» WHAT THE TASK ASKS:
Reproduce all lines of the listing below in which the word "contacts" occurs.

=== PROVIDED RECORDS ===

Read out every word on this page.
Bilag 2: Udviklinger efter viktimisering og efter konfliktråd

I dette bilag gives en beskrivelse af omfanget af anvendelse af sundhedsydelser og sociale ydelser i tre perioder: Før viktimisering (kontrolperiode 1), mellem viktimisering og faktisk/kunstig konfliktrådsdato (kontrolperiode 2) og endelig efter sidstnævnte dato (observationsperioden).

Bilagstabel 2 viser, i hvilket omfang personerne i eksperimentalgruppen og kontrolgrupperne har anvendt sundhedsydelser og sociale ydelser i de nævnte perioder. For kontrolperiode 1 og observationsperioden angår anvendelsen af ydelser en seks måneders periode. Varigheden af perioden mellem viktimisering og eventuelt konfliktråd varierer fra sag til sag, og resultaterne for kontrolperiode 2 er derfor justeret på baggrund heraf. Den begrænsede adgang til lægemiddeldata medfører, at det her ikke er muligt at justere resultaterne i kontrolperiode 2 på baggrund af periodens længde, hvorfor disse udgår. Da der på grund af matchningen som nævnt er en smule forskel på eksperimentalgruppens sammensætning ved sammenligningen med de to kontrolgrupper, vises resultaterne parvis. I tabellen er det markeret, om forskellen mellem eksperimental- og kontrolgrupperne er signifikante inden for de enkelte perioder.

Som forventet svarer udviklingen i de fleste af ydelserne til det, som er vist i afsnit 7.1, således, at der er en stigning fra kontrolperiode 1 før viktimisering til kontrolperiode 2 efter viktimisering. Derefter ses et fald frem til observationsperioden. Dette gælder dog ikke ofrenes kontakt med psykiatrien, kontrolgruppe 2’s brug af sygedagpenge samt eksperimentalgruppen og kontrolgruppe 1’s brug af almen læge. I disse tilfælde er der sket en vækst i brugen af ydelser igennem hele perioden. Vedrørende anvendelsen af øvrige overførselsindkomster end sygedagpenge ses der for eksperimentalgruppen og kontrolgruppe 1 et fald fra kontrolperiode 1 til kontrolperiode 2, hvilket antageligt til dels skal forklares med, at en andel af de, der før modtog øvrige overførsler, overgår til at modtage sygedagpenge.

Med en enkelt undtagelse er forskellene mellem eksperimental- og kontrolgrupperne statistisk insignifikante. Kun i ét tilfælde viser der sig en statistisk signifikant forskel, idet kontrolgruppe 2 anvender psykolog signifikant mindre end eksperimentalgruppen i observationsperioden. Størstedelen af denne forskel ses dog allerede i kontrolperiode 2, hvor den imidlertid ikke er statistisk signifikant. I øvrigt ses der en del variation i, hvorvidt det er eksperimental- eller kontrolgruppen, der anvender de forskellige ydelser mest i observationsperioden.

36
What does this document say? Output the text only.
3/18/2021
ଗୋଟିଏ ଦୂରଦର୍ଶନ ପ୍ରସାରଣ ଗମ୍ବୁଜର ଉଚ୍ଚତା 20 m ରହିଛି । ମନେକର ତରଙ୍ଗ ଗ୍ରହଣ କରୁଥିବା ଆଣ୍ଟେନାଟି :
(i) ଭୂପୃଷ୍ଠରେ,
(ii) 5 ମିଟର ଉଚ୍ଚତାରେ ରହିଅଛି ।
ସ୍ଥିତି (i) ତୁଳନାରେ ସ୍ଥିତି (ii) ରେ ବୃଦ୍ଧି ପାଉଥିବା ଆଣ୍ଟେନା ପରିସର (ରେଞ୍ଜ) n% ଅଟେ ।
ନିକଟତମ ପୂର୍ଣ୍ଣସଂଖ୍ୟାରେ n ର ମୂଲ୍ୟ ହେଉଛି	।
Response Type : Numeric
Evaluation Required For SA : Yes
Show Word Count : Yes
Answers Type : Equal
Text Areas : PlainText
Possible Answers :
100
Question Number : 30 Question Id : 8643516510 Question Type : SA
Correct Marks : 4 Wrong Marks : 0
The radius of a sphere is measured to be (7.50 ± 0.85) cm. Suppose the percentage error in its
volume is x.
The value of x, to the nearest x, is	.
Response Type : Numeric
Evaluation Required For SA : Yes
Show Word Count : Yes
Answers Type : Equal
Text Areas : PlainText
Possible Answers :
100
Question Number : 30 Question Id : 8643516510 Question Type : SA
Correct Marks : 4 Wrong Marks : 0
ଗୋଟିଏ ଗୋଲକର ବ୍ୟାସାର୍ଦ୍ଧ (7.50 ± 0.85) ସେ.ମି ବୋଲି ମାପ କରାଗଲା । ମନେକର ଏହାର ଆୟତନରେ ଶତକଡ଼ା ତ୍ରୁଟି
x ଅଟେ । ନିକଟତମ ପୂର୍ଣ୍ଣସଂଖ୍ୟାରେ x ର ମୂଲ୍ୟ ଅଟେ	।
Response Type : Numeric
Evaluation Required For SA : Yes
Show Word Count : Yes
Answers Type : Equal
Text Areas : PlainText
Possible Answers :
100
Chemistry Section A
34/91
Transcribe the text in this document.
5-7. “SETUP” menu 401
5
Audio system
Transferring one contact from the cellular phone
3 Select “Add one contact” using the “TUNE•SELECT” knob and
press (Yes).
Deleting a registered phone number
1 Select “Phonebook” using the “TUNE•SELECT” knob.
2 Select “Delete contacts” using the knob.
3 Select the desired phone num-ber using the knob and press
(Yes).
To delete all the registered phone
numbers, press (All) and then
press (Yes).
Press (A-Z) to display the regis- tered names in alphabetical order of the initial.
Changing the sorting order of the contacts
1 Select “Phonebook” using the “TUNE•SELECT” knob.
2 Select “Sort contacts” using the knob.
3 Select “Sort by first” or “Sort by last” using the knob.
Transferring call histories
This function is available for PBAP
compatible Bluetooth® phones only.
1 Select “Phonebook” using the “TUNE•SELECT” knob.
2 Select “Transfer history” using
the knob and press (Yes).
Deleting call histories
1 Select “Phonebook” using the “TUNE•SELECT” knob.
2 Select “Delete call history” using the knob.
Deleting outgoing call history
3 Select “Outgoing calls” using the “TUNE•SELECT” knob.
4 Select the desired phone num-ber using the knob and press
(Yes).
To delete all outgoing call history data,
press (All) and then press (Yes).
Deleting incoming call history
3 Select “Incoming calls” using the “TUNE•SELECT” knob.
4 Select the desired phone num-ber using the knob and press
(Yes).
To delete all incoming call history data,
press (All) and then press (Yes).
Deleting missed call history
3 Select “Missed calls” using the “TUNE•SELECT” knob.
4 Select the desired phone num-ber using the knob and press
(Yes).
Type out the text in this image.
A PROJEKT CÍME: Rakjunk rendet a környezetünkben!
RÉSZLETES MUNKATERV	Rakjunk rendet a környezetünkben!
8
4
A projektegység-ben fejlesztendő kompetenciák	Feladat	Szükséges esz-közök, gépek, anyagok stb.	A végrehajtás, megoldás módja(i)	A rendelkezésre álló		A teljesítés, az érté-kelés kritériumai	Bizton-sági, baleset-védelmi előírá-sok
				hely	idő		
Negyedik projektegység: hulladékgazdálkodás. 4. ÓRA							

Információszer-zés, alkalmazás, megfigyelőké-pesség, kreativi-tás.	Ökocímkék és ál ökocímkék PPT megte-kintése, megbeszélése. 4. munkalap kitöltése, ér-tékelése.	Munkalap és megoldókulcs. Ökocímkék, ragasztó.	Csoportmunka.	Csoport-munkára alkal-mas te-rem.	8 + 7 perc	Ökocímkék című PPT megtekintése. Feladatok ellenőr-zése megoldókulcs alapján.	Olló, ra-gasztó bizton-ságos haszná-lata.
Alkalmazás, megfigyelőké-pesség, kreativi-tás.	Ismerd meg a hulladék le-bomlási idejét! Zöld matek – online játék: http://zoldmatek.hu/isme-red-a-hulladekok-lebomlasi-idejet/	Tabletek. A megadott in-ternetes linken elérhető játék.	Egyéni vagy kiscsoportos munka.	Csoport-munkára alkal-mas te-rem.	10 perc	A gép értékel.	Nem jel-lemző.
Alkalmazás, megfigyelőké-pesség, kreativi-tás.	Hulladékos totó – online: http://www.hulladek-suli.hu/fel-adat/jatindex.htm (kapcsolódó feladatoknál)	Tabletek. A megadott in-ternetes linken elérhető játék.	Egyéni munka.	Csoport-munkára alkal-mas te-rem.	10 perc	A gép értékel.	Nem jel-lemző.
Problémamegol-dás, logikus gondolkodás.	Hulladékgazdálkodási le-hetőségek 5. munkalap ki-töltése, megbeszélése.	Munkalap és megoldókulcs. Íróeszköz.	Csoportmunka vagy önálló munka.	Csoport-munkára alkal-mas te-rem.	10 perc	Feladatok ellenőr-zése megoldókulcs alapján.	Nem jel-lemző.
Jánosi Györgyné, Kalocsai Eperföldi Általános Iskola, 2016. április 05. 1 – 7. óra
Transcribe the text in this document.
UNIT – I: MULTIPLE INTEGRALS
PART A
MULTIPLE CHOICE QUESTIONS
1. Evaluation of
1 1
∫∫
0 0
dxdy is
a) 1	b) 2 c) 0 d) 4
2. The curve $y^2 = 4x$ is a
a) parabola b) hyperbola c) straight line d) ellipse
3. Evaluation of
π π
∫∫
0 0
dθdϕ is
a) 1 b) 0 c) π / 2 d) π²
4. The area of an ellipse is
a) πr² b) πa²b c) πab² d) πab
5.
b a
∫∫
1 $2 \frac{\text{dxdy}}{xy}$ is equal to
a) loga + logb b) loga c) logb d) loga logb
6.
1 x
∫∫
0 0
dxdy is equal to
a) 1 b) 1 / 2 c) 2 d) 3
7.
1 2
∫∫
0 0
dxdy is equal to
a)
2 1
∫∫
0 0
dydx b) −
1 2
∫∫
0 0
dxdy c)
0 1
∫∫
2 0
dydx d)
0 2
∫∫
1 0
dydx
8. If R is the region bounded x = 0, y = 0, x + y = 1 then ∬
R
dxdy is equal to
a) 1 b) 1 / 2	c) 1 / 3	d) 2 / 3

===

» THE COMPLETED TASK:
2 Select “Delete contacts” using the knob.
Changing the sorting order of the contacts
2 Select “Sort contacts” using the knob.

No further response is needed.